Scan the lines below; pull out those with "records".

-- BEGIN PROVIDED ENTRIES --

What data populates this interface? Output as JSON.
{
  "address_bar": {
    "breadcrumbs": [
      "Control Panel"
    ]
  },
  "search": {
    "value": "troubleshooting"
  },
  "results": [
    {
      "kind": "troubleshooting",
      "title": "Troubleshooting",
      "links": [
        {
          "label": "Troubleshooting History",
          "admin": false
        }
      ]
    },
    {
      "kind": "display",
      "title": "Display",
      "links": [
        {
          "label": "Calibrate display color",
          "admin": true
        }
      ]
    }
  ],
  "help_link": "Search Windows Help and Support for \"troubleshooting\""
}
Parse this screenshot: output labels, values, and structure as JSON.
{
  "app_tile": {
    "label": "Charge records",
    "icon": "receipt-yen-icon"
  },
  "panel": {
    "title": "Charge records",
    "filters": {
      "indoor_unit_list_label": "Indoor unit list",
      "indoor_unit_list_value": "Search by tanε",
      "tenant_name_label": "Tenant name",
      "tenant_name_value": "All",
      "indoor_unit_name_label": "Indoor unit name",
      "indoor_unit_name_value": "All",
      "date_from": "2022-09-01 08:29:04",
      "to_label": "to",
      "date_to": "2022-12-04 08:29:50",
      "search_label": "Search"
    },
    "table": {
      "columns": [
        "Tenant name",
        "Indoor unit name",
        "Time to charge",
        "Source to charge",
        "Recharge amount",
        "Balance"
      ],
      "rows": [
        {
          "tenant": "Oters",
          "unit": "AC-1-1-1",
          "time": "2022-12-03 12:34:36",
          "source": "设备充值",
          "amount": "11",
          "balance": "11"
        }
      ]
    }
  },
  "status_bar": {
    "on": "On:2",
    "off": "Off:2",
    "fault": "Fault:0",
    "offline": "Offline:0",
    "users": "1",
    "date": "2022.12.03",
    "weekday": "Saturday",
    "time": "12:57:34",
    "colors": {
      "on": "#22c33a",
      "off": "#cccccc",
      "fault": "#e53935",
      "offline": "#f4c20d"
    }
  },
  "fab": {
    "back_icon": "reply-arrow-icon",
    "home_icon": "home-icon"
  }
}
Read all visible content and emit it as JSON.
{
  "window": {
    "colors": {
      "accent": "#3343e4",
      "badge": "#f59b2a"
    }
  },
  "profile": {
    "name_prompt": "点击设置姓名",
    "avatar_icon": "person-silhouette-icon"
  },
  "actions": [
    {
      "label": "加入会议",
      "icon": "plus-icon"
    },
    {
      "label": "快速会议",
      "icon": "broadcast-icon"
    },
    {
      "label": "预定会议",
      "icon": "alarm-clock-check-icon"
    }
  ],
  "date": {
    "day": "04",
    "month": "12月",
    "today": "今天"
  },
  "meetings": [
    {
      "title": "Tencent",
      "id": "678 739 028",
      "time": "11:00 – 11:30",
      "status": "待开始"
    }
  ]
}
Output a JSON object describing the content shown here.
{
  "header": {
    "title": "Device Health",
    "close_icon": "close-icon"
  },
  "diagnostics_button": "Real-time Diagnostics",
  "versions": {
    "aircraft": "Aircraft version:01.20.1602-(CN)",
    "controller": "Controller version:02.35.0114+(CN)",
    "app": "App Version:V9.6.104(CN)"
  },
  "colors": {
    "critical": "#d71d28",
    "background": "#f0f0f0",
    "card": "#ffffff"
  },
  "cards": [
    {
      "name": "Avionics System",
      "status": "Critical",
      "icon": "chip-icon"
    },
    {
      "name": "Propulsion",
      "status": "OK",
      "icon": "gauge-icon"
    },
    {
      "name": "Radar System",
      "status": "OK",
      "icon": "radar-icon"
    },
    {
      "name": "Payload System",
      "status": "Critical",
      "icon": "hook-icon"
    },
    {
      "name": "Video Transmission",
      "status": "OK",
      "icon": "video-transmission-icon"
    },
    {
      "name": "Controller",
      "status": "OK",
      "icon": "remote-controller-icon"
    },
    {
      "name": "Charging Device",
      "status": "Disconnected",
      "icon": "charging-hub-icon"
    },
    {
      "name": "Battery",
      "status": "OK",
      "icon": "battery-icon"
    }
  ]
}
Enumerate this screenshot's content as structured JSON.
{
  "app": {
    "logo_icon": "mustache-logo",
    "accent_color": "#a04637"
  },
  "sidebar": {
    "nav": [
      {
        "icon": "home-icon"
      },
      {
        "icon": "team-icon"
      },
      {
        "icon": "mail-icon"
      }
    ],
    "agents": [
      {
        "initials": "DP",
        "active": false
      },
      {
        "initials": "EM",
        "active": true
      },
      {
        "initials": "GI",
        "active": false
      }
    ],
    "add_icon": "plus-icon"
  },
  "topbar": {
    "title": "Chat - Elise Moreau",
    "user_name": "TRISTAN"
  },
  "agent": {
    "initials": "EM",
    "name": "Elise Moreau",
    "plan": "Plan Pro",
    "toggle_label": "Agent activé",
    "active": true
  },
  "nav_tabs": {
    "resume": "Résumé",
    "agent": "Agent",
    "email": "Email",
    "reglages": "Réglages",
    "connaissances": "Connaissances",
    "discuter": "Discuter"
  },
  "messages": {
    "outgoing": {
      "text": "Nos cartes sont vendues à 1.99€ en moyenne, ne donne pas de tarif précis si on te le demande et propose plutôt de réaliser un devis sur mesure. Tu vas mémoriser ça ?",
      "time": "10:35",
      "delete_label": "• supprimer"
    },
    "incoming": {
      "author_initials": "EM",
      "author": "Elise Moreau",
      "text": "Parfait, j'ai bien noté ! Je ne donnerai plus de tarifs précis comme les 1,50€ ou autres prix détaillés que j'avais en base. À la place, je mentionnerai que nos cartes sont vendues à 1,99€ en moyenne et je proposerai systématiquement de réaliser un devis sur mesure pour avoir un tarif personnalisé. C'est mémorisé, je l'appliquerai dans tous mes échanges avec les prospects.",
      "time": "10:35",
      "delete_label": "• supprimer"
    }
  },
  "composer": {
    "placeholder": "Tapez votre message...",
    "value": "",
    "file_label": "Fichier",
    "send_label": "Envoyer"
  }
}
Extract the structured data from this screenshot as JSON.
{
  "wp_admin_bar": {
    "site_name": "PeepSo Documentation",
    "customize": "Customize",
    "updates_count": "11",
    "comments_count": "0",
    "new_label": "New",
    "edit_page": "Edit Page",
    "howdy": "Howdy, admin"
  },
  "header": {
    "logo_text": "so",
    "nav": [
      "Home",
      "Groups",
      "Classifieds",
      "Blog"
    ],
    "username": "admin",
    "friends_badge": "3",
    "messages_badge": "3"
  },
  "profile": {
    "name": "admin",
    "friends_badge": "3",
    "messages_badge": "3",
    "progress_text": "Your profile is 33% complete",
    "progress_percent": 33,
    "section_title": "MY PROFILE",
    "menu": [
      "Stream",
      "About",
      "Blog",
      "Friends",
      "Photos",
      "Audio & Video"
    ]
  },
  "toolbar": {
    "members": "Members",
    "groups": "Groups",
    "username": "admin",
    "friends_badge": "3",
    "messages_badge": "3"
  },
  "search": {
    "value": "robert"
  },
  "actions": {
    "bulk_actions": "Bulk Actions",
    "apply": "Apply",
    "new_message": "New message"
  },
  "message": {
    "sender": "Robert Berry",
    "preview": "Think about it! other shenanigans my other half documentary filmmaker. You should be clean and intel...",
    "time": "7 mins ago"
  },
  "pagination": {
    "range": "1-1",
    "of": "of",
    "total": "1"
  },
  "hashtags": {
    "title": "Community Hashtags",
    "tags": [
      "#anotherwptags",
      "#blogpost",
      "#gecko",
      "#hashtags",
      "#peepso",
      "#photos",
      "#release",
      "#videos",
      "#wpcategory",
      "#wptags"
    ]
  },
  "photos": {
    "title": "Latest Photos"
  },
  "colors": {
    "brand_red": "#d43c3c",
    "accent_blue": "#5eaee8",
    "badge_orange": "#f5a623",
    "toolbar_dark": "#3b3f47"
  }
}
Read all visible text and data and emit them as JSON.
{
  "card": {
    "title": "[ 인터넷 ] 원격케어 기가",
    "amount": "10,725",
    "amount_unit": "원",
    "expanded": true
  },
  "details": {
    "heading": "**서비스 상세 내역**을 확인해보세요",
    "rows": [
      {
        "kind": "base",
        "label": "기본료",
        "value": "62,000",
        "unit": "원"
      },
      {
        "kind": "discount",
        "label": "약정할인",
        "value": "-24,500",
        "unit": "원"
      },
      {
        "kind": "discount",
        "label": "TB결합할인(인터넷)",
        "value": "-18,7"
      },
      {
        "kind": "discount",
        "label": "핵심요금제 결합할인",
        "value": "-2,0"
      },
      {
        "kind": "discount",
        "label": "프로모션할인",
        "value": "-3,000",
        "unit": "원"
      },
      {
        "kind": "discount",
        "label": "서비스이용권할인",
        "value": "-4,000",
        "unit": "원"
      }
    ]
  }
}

-- END PROVIDED ENTRIES --

RESULT BELOW:
    "label": "Charge records",
    "title": "Charge records",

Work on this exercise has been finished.